[Exercise passage — start]
One in four people may put off surgery because of a lack of understanding and or “apprehension” about anesthesia, the American Society of Anesthesiologists reports. The recent death of superstar Michael Jackson, who used a powerful anesthetic as a sleep aid, does not help. The truth is that, like dentistry, anesthesia is much safer than in the past: over the last 25 years, the number of deaths has declined from one in 10,000 people administered anesthetics to one in 200,000 to 300,000. “A person is about 40 times more likely to be struck by lightning than he or she is to die from anesthesia-related complications,” says John Dombrowski, a practicing anesthesiologist and member of the American Society of Anesthesiologists.


(1) Be Honest: Telling the anesthesiologist about your past experiences with anesthesia—good and bad—and your family’s history with it will not only help make your next experience much more comfortable, but also safer. If the anesthesiologist knows what to watch out for, he or she can prepare. For example: giving you medication to control pain before you are anesthetized and undergo surgery. And being honest about what medications and drugs you take, including herbal supplements like ginkgo and over-the-counter drugs like aspirin, which may all lead to increased bleeding, will help the anesthesiologist avoid complications like blood loss, says Dombrowski.

Preemptive pain control and devising a treatment plan with your anesthesiologist is the best way to prevent common side effects like nausea, vomiting, an upset stomach, and poor pain control as a result of anesthesia, says Dombrowski.

(2) Be Your Own Best Advocate: A patient can control his or her risks of complications like heart attack, stroke, and blood loss while in surgery and anesthetized by following a couple of tips.

Stop smoking. If you stop smoking several weeks before your surgery, you can improve your lung function and “your red blood cells have a better ability to hold onto oxygen,” says Dombrowski.

Manage stress. Controlling your anxiety level before surgery will help the procedure along and make you feel much better. Ask questions about what’s making you nervous and ask to be walked through the procedure.
[Exercise passage — finish]
[Data for analysis — start]
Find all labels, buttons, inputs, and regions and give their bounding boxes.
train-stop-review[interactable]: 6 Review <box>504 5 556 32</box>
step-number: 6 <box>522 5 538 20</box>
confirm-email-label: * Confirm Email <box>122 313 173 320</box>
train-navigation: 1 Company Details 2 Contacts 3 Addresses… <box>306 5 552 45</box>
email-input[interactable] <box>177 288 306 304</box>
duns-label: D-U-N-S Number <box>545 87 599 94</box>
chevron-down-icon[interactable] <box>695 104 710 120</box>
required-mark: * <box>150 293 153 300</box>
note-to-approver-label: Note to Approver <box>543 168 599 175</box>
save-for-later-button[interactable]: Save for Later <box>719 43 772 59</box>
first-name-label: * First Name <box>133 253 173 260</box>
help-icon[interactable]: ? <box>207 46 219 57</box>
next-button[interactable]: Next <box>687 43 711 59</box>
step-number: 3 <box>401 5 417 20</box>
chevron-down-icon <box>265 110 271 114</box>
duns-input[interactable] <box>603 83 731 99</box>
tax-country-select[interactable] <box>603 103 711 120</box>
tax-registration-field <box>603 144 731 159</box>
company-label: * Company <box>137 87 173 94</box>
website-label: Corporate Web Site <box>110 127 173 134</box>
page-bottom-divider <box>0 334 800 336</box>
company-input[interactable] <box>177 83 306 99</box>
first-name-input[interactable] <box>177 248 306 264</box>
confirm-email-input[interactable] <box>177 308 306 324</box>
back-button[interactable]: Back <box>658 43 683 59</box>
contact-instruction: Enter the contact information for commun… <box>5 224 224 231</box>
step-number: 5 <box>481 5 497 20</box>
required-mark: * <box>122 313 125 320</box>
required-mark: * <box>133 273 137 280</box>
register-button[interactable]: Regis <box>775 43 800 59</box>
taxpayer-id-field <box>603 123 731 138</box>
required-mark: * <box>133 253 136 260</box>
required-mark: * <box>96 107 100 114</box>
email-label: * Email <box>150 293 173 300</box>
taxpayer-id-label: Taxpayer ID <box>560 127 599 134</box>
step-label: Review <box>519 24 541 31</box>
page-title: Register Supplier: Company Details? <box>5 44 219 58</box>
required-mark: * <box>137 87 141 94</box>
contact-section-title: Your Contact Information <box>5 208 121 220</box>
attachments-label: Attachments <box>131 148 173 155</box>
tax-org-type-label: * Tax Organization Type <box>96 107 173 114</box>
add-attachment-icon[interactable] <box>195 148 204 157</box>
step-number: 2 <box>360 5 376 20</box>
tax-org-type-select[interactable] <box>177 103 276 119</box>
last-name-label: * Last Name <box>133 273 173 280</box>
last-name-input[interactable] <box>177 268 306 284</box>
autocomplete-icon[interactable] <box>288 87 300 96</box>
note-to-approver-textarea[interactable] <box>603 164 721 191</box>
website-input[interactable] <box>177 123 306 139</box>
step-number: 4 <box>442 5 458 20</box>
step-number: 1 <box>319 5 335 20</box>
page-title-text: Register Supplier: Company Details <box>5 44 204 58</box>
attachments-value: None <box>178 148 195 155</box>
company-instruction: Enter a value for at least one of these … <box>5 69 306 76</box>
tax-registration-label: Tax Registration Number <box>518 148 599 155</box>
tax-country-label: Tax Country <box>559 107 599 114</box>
[Data for analysis — finish]
Task to complete — Resume the article on anesthesia safety tips, picking up after its last sentence about asking to be walked through the procedure.

Final answer —
(3) Lower Your Blood Pressure: Create a plan with your doctor and anesthesiologist to lower your blood pressure a few weeks before surgery. Dombrowski says hypertension and “tremendous swings in blood pressure” may put you at a greater risk of experiencing blood loss and needing a blood transfusion, as well as having a stroke or heart attack.

Fear of Needles

Twenty-one percent of Americans polled by Gallup in 2001 were afraid of needles and getting shots. Unfortunately, needles are an important part of health care and avoiding them can have serious consequences. Luckily, if the sight of a needle makes you squirm, there are ways to manage that fear.


(1) Consider High-Tech Options: A technology called VeinViewer Vision by Lumitex Corp. uses a near-infrared light to reveal the hemoglobin in blood and project a real-time map of a patient’s veins on his or skin. The technology helps reduce the number of needle pricks needed to access a person’s veins—a plus for people who are afraid of needles or for whom finding veins is difficult.

People in this category can also look forward to the age of microneedles: the end of painful needle pricks is nearly here. A team of researchers at Emory University and engineers at the Georgia Institute of Technology has developed a painless way to administer a vaccine through “microneedles”—but so far only to mice. Under the procedure, hundreds of tiny needles administer a freeze-dried vaccine, with the entire patch dissolving directly into the skin. The technology may be ready for human use within a few years.

(2) Manage Pain: This can help many patients overcome their fear of needles, writes Anna Taddio, a pharmacist, professor, and writer for Canada’s Globe and Mail newspaper. There are physical, psychological, and pharmacological ways to reduce a person’s pain, such as rubbing the site of the needle prick before and/or after the procedure and sitting up while a needle is administered, Taddio writes.